====== INFORMATION SUPPLIED

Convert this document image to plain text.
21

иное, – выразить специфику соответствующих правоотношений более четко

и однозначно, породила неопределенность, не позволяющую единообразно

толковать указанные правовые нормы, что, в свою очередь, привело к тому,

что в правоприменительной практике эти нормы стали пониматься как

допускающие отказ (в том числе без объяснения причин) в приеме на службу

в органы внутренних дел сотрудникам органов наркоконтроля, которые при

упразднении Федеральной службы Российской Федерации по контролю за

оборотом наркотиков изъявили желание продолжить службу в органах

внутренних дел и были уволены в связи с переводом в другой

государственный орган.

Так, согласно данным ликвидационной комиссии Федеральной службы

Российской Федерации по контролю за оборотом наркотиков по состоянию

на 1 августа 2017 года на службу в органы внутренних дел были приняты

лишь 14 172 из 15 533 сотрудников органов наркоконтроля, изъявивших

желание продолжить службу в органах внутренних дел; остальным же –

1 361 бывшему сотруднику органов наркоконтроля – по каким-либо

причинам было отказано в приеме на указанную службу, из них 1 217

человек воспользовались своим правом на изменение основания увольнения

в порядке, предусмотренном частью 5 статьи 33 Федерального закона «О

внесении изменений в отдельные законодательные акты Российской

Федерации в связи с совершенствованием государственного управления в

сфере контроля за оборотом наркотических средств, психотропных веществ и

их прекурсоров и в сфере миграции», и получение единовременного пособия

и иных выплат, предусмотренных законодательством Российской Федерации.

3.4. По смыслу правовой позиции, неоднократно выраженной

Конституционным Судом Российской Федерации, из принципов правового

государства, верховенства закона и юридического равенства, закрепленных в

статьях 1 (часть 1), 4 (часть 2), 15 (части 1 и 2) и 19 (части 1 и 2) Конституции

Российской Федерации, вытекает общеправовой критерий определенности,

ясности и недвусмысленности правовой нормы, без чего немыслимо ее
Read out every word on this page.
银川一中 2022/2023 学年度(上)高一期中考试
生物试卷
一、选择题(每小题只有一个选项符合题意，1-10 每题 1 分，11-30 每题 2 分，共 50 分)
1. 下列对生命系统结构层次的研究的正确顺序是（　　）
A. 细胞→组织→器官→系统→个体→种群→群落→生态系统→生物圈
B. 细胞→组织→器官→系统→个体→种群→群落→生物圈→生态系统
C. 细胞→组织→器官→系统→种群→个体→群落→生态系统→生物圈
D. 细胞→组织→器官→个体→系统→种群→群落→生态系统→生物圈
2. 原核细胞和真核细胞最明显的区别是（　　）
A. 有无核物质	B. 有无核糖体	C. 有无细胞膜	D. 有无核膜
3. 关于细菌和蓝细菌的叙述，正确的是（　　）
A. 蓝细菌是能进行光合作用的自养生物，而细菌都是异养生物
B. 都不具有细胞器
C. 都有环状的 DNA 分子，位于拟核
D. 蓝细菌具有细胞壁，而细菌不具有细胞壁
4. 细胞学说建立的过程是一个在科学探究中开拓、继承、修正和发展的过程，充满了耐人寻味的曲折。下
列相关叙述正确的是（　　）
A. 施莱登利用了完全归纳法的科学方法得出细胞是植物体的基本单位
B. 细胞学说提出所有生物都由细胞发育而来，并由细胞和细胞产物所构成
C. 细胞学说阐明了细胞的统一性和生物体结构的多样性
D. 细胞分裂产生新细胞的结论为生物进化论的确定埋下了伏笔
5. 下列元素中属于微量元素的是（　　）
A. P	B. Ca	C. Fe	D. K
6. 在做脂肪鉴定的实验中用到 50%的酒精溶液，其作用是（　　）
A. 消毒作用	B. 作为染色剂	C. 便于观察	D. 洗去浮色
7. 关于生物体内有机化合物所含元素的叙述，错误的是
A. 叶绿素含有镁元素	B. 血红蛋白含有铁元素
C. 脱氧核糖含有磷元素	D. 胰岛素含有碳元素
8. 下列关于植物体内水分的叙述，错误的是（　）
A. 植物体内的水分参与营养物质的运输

============

**DESCRIPTION OF THE TASK:** Copy out each line exactly as written.

**TASK RESULT:**
Convert this document image to plain text.
21

иное, – выразить специфику соответствующих правоотношений более четко

и однозначно, породила неопределенность, не позволяющую единообразно

толковать указанные правовые нормы, что, в свою очередь, привело к тому,

что в правоприменительной практике эти нормы стали пониматься как

допускающие отказ (в том числе без объяснения причин) в приеме на службу

в органы внутренних дел сотрудникам органов наркоконтроля, которые при

упразднении Федеральной службы Российской Федерации по контролю за

оборотом наркотиков изъявили желание продолжить службу в органах

внутренних дел и были уволены в связи с переводом в другой

государственный орган.

Так, согласно данным ликвидационной комиссии Федеральной службы

Российской Федерации по контролю за оборотом наркотиков по состоянию

на 1 августа 2017 года на службу в органы внутренних дел были приняты

лишь 14 172 из 15 533 сотрудников органов наркоконтроля, изъявивших

желание продолжить службу в органах внутренних дел; остальным же –

1 361 бывшему сотруднику органов наркоконтроля – по каким-либо

причинам было отказано в приеме на указанную службу, из них 1 217

человек воспользовались своим правом на изменение основания увольнения

в порядке, предусмотренном частью 5 статьи 33 Федерального закона «О

внесении изменений в отдельные законодательные акты Российской

Федерации в связи с совершенствованием государственного управления в

сфере контроля за оборотом наркотических средств, психотропных веществ и

их прекурсоров и в сфере миграции», и получение единовременного пособия

и иных выплат, предусмотренных законодательством Российской Федерации.

3.4. По смыслу правовой позиции, неоднократно выраженной

Конституционным Судом Российской Федерации, из принципов правового

государства, верховенства закона и юридического равенства, закрепленных в

статьях 1 (часть 1), 4 (часть 2), 15 (части 1 и 2) и 19 (части 1 и 2) Конституции

Российской Федерации, вытекает общеправовой критерий определенности,

ясности и недвусмысленности правовой нормы, без чего немыслимо ее
Read out every word on this page.
银川一中 2022/2023 学年度(上)高一期中考试
生物试卷
一、选择题(每小题只有一个选项符合题意，1-10 每题 1 分，11-30 每题 2 分，共 50 分)
1. 下列对生命系统结构层次的研究的正确顺序是（　　）
A. 细胞→组织→器官→系统→个体→种群→群落→生态系统→生物圈
B. 细胞→组织→器官→系统→个体→种群→群落→生物圈→生态系统
C. 细胞→组织→器官→系统→种群→个体→群落→生态系统→生物圈
D. 细胞→组织→器官→个体→系统→种群→群落→生态系统→生物圈
2. 原核细胞和真核细胞最明显的区别是（　　）
A. 有无核物质	B. 有无核糖体	C. 有无细胞膜	D. 有无核膜
3. 关于细菌和蓝细菌的叙述，正确的是（　　）
A. 蓝细菌是能进行光合作用的自养生物，而细菌都是异养生物
B. 都不具有细胞器
C. 都有环状的 DNA 分子，位于拟核
D. 蓝细菌具有细胞壁，而细菌不具有细胞壁
4. 细胞学说建立的过程是一个在科学探究中开拓、继承、修正和发展的过程，充满了耐人寻味的曲折。下
列相关叙述正确的是（　　）
A. 施莱登利用了完全归纳法的科学方法得出细胞是植物体的基本单位
B. 细胞学说提出所有生物都由细胞发育而来，并由细胞和细胞产物所构成
C. 细胞学说阐明了细胞的统一性和生物体结构的多样性
D. 细胞分裂产生新细胞的结论为生物进化论的确定埋下了伏笔
5. 下列元素中属于微量元素的是（　　）
A. P	B. Ca	C. Fe	D. K
6. 在做脂肪鉴定的实验中用到 50%的酒精溶液，其作用是（　　）
A. 消毒作用	B. 作为染色剂	C. 便于观察	D. 洗去浮色
7. 关于生物体内有机化合物所含元素的叙述，错误的是
A. 叶绿素含有镁元素	B. 血红蛋白含有铁元素
C. 脱氧核糖含有磷元素	D. 胰岛素含有碳元素
8. 下列关于植物体内水分的叙述，错误的是（　）
A. 植物体内的水分参与营养物质的运输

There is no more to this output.